▶ _Written problem_: Substitute "musician" for "composer" in the passage of the Consuelo Díez biography that begins at the words "After completing her" and stops after "has two children.", then write that passage out again.

▶ _Extract to read_:
==================================================
= Consuelo Díez =

Consuelo Díez Fernández (born 16 August 1958) is a Spanish electroacoustic composer.

==Life==
Consuelo Díez was born in Madrid, Spain, and studied at the Royal Conservatory of Music in Madrid with Anton Garcia Abril and Roman Alis. She also studied art history at the Universidad Complutense de Madrid, and graduated with a Master of Arts from Hartt School of Music (USA) and a Doctorate in Musical Arts from Hartford University (USA).

After completing her studies, Diez returned to work as a composer in Madrid. She taught music at the Conservatory in Madrid and served for five years as the director of the Center for Diffusion of Contemporary Music. Diez is married and has two children.
==================================================
▶ _Extracted entries_:
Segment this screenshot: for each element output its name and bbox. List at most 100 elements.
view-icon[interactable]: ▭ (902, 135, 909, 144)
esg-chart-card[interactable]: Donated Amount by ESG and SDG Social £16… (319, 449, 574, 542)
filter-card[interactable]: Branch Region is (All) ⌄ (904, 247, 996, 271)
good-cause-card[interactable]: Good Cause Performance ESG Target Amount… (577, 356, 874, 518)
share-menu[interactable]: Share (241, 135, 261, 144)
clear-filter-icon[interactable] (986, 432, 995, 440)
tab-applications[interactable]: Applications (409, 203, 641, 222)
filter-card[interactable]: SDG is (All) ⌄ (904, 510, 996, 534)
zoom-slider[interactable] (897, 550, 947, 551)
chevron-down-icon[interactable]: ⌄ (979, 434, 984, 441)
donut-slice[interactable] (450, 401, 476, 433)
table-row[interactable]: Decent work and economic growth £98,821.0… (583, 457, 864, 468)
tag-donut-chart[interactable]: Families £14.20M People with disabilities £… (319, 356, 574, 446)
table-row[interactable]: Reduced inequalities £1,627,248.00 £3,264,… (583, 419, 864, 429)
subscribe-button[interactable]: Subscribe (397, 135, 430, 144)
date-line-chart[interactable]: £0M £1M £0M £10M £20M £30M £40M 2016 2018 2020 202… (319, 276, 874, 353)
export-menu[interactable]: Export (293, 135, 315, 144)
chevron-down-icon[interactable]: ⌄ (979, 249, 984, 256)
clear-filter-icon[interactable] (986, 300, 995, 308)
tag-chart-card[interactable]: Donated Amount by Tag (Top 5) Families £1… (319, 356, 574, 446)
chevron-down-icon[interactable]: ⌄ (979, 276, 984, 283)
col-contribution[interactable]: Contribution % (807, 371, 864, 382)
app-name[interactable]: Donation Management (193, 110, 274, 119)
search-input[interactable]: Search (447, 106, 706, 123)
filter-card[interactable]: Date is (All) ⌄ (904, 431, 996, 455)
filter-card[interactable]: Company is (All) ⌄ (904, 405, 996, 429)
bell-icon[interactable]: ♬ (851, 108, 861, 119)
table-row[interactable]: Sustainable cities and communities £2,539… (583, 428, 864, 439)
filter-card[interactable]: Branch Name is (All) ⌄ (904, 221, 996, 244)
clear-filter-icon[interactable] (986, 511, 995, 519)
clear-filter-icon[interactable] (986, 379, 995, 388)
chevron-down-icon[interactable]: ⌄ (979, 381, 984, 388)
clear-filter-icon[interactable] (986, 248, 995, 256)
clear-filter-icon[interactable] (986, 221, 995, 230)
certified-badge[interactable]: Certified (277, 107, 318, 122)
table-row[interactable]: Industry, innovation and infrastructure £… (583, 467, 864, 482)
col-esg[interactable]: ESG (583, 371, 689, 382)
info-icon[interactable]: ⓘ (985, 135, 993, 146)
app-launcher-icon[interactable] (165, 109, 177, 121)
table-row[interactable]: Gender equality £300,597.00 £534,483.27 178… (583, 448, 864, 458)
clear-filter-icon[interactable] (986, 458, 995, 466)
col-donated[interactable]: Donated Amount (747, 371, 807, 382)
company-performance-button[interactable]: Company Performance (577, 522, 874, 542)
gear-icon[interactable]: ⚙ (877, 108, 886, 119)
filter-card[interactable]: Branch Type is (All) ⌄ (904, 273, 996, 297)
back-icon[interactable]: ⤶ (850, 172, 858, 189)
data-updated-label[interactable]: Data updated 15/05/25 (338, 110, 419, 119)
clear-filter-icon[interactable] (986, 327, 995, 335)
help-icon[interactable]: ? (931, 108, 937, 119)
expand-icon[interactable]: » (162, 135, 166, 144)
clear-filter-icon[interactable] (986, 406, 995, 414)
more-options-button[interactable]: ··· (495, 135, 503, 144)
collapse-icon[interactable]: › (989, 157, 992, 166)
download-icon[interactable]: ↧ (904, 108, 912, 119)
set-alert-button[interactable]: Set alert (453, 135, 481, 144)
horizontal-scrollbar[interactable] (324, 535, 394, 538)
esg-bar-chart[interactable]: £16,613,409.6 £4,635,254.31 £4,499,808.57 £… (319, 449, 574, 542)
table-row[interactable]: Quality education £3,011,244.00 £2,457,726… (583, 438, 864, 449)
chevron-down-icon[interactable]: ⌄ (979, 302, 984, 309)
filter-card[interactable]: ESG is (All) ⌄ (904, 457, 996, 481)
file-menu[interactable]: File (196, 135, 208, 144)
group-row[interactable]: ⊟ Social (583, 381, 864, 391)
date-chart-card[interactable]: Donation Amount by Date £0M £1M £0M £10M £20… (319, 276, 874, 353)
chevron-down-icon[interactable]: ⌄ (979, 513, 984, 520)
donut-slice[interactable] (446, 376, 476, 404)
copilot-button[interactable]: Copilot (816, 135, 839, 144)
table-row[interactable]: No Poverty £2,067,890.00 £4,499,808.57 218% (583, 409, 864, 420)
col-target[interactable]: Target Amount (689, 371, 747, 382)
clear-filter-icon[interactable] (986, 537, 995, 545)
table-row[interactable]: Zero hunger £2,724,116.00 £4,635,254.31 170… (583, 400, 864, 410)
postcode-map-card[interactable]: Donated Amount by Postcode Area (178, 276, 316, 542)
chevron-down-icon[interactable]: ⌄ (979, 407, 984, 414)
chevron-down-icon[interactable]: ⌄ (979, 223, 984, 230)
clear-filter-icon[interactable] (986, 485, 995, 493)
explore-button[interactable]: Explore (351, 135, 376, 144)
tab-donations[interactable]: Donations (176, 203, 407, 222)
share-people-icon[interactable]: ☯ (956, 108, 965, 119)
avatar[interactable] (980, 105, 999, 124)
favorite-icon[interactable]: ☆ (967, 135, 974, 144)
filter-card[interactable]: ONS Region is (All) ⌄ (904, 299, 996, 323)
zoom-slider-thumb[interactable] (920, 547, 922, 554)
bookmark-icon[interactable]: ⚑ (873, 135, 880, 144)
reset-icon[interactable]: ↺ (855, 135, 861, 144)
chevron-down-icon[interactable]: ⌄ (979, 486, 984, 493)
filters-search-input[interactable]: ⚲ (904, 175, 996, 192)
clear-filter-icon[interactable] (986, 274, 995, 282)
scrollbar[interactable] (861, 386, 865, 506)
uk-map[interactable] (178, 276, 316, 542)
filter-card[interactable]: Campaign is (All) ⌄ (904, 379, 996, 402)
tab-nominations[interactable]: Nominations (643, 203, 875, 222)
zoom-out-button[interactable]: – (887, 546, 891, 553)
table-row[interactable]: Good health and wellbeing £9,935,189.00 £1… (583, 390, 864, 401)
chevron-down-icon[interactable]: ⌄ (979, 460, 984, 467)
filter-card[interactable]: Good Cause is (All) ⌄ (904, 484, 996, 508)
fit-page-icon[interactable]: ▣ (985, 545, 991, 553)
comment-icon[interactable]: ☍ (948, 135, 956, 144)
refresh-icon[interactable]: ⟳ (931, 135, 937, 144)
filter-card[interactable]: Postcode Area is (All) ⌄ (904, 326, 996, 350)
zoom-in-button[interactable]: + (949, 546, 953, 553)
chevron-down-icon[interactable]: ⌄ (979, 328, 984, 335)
==================================================
▶ _Exercise response_:
After completing her studies, Diez returned to work as a musician in Madrid. She taught music at the Conservatory in Madrid and served for five years as the director of the Center for Diffusion of Contemporary Music. Diez is married and has two children.